Records from a dataset:
▽
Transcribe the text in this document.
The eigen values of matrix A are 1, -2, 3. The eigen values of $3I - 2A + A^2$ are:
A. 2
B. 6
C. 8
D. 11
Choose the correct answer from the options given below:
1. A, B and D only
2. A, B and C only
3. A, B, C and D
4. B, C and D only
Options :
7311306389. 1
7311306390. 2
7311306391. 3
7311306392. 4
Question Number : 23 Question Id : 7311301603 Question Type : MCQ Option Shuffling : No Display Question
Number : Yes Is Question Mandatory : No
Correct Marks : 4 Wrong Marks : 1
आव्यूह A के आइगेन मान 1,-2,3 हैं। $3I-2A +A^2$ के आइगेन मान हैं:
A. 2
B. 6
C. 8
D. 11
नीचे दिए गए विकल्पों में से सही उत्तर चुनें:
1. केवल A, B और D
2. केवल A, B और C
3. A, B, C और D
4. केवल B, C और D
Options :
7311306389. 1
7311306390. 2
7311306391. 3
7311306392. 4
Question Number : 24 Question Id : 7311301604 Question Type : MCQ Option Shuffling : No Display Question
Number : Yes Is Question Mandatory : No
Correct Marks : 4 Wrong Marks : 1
△
▸ INSTRUCTION
Set all of the entries down again, exactly as they were given.

▸ RESULT OF THIS TASK
Transcribe the text in this document.
The eigen values of matrix A are 1, -2, 3. The eigen values of $3I - 2A + A^2$ are:
A. 2
B. 6
C. 8
D. 11
Choose the correct answer from the options given below:
1. A, B and D only
2. A, B and C only
3. A, B, C and D
4. B, C and D only
Options :
7311306389. 1
7311306390. 2
7311306391. 3
7311306392. 4
Question Number : 23 Question Id : 7311301603 Question Type : MCQ Option Shuffling : No Display Question
Number : Yes Is Question Mandatory : No
Correct Marks : 4 Wrong Marks : 1
आव्यूह A के आइगेन मान 1,-2,3 हैं। $3I-2A +A^2$ के आइगेन मान हैं:
A. 2
B. 6
C. 8
D. 11
नीचे दिए गए विकल्पों में से सही उत्तर चुनें:
1. केवल A, B और D
2. केवल A, B और C
3. A, B, C और D
4. केवल B, C और D
Options :
7311306389. 1
7311306390. 2
7311306391. 3
7311306392. 4
Question Number : 24 Question Id : 7311301604 Question Type : MCQ Option Shuffling : No Display Question
Number : Yes Is Question Mandatory : No
Correct Marks : 4 Wrong Marks : 1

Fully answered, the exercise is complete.